> [Problem description]:
Beneath this sentence is a set of records; write each of them out exactly.
----- Recorded data
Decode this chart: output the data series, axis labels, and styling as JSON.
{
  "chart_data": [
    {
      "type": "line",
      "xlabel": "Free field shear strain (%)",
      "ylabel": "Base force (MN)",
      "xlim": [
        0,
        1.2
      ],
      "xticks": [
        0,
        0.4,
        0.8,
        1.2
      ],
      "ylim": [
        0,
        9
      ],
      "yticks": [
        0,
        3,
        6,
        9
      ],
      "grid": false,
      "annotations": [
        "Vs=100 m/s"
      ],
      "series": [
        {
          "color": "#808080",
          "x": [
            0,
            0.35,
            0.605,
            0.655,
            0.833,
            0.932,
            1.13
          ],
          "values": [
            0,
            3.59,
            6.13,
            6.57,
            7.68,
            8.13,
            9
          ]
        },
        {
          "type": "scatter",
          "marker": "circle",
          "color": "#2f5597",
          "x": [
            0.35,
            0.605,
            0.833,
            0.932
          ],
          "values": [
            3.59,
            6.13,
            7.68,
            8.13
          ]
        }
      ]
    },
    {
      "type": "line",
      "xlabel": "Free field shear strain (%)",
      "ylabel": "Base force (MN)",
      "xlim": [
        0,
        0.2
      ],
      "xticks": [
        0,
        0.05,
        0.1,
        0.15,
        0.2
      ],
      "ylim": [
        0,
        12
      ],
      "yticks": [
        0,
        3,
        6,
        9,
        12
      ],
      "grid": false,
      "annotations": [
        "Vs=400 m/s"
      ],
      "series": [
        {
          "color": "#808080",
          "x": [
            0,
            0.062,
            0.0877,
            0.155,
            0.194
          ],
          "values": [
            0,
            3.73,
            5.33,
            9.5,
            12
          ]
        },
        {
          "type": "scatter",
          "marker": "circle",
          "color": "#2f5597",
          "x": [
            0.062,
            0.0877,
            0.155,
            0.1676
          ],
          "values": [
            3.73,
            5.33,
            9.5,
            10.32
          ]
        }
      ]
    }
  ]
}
----------
> [Exercise output]:
Decode this chart: output the data series, axis labels, and styling as JSON.
{
  "chart_data": [
    {
      "type": "line",
      "xlabel": "Free field shear strain (%)",
      "ylabel": "Base force (MN)",
      "xlim": [
        0,
        1.2
      ],
      "xticks": [
        0,
        0.4,
        0.8,
        1.2
      ],
      "ylim": [
        0,
        9
      ],
      "yticks": [
        0,
        3,
        6,
        9
      ],
      "grid": false,
      "annotations": [
        "Vs=100 m/s"
      ],
      "series": [
        {
          "color": "#808080",
          "x": [
            0,
            0.35,
            0.605,
            0.655,
            0.833,
            0.932,
            1.13
          ],
          "values": [
            0,
            3.59,
            6.13,
            6.57,
            7.68,
            8.13,
            9
          ]
        },
        {
          "type": "scatter",
          "marker": "circle",
          "color": "#2f5597",
          "x": [
            0.35,
            0.605,
            0.833,
            0.932
          ],
          "values": [
            3.59,
            6.13,
            7.68,
            8.13
          ]
        }
      ]
    },
    {
      "type": "line",
      "xlabel": "Free field shear strain (%)",
      "ylabel": "Base force (MN)",
      "xlim": [
        0,
        0.2
      ],
      "xticks": [
        0,
        0.05,
        0.1,
        0.15,
        0.2
      ],
      "ylim": [
        0,
        12
      ],
      "yticks": [
        0,
        3,
        6,
        9,
        12
      ],
      "grid": false,
      "annotations": [
        "Vs=400 m/s"
      ],
      "series": [
        {
          "color": "#808080",
          "x": [
            0,
            0.062,
            0.0877,
            0.155,
            0.194
          ],
          "values": [
            0,
            3.73,
            5.33,
            9.5,
            12
          ]
        },
        {
          "type": "scatter",
          "marker": "circle",
          "color": "#2f5597",
          "x": [
            0.062,
            0.0877,
            0.155,
            0.1676
          ],
          "values": [
            3.73,
            5.33,
            9.5,
            10.32
          ]
        }
      ]
    }
  ]
}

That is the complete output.